Some records:
·····
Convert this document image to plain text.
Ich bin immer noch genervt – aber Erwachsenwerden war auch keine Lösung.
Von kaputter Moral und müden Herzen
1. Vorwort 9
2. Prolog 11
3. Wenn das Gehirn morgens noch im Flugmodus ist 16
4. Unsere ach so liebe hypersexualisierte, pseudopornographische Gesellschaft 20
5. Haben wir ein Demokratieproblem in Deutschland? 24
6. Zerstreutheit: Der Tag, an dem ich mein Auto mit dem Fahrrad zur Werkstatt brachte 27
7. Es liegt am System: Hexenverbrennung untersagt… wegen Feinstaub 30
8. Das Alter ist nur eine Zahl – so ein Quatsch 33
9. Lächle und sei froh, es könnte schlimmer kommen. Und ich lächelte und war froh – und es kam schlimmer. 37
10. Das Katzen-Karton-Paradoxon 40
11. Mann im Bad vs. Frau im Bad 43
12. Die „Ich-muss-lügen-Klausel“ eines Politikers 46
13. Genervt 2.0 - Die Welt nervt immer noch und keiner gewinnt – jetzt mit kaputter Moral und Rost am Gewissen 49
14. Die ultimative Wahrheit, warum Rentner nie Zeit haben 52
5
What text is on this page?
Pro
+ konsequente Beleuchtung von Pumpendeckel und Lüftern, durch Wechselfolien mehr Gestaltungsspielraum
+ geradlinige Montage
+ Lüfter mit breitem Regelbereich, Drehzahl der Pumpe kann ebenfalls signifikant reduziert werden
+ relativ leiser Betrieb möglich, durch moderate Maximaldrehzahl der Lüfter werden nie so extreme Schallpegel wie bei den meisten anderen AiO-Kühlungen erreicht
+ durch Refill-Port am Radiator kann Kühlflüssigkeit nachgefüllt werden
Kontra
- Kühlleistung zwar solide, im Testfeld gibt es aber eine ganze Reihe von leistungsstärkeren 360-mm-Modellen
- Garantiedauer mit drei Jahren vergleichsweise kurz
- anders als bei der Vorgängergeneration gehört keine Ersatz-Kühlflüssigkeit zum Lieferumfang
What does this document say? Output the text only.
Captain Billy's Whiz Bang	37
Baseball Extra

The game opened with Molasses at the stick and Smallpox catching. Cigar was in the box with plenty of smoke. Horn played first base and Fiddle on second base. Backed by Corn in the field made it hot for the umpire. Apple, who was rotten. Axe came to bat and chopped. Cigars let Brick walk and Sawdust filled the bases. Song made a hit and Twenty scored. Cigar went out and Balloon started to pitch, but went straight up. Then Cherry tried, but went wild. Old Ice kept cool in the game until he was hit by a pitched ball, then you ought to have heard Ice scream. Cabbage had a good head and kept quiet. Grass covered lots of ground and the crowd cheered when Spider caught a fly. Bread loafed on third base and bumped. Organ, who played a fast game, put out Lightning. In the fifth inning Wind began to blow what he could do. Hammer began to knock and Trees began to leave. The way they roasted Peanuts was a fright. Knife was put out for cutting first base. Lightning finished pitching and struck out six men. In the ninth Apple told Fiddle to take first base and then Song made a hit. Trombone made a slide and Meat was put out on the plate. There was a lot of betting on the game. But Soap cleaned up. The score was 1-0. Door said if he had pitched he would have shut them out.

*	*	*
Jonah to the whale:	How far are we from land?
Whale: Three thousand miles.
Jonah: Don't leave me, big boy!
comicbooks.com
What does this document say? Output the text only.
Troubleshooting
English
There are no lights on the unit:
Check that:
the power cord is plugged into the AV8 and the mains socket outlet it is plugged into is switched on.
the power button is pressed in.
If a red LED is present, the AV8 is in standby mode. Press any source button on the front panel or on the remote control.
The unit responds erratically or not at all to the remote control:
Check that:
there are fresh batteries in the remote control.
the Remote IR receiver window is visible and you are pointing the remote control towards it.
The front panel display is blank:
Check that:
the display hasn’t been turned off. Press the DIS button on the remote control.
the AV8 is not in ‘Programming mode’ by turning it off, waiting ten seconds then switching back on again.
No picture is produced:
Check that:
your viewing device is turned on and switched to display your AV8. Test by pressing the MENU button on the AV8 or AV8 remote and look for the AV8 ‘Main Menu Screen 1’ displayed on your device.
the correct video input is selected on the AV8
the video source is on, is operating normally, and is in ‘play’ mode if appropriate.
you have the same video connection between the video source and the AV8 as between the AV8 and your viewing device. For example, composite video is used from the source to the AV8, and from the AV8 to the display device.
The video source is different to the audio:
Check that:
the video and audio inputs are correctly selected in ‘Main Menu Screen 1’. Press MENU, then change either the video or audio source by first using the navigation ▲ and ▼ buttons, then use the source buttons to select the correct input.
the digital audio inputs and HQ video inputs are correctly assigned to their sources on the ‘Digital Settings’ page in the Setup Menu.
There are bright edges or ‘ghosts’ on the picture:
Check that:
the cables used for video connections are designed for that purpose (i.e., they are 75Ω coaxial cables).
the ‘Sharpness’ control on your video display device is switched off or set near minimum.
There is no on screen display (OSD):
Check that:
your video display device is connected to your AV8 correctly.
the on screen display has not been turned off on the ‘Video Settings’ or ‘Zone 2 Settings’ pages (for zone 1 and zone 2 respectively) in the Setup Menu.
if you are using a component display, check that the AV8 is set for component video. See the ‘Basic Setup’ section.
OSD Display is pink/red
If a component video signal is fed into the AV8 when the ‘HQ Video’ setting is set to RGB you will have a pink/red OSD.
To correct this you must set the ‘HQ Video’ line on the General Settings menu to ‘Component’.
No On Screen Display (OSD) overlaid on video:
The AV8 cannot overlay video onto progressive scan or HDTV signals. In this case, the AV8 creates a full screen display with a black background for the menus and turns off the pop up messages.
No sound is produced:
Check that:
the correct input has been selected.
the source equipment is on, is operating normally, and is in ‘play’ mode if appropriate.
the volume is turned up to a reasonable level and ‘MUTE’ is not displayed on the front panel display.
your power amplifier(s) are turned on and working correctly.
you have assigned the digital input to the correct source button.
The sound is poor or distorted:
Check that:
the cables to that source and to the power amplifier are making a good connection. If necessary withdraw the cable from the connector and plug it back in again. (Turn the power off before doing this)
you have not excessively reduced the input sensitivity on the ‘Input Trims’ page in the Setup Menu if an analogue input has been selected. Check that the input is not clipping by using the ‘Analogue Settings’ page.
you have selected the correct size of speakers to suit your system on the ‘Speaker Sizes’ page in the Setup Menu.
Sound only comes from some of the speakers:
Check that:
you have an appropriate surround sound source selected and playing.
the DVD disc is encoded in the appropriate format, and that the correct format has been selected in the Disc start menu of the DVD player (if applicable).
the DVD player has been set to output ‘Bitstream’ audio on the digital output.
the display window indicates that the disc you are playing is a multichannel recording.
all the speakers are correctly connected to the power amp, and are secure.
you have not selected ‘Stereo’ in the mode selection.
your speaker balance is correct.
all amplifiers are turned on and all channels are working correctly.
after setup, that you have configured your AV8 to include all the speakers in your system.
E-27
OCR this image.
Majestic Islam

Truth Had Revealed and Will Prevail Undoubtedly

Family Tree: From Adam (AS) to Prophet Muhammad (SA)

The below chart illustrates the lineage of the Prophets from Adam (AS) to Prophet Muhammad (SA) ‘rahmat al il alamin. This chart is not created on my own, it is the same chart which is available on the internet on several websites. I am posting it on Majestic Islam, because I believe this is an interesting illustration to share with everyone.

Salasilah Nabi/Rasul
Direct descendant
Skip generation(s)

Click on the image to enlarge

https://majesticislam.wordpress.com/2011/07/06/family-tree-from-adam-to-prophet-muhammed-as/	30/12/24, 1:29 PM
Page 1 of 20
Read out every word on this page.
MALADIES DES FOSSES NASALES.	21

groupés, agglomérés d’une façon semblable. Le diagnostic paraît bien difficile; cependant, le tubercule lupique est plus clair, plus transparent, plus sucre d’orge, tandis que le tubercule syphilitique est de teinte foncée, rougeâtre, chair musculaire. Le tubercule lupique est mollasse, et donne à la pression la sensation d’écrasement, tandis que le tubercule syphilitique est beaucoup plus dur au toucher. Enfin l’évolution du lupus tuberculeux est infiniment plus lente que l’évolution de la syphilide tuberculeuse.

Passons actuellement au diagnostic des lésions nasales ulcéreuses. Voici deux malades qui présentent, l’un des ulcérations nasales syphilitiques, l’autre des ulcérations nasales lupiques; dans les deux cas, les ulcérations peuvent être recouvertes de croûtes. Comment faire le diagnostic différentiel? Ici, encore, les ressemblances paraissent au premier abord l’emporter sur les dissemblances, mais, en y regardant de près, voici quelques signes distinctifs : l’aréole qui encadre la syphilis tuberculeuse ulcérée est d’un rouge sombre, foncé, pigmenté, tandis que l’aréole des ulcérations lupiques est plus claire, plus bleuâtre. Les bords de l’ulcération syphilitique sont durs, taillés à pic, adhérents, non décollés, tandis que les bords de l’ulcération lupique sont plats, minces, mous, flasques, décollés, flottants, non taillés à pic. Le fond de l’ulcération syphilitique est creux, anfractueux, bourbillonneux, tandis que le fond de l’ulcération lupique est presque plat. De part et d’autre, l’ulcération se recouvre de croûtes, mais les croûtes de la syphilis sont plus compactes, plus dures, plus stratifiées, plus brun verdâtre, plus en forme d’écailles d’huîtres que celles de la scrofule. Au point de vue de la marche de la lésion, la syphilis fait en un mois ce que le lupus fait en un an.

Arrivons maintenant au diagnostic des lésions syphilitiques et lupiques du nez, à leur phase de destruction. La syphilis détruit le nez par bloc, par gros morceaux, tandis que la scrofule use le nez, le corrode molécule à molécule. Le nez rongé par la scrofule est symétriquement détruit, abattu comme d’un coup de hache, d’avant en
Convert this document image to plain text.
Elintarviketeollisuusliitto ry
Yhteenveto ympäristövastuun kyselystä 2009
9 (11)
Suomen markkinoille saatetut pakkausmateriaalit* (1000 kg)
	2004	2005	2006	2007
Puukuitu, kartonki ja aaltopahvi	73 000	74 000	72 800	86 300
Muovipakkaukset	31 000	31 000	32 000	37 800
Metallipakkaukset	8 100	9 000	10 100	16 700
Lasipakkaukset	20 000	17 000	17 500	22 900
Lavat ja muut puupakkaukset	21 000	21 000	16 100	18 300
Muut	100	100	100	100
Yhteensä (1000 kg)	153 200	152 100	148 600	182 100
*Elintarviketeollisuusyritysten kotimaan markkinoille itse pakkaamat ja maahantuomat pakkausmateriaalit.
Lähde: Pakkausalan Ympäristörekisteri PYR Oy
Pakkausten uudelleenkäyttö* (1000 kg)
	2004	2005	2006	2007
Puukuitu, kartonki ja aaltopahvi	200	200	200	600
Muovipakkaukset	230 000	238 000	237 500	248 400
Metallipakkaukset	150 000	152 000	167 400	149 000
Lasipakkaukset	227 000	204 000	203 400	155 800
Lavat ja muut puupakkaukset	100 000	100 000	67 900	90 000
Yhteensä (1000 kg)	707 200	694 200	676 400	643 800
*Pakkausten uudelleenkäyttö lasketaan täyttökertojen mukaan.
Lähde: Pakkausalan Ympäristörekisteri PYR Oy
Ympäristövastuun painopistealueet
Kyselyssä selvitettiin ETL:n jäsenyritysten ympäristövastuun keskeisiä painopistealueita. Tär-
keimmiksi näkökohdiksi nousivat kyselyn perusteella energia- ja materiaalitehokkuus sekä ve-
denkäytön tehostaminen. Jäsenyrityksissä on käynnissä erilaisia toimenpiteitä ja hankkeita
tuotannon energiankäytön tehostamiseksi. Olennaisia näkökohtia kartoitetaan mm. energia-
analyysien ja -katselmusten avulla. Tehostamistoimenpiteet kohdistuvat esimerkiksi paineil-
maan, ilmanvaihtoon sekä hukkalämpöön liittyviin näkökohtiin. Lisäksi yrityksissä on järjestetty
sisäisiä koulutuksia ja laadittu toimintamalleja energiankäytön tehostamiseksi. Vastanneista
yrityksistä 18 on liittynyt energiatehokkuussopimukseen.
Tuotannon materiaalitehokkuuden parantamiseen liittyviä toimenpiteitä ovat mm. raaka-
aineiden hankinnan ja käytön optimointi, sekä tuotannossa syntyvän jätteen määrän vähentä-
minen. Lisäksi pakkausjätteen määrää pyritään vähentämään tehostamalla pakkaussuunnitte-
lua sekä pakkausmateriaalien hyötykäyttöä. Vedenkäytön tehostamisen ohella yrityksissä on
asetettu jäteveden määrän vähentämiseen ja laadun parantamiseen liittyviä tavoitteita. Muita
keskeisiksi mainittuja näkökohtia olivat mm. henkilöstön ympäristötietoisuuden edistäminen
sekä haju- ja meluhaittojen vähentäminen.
·····
» DO THIS:
Every line that holds the string "produced" should be returned.

» REPLY:
No picture is produced:
No sound is produced:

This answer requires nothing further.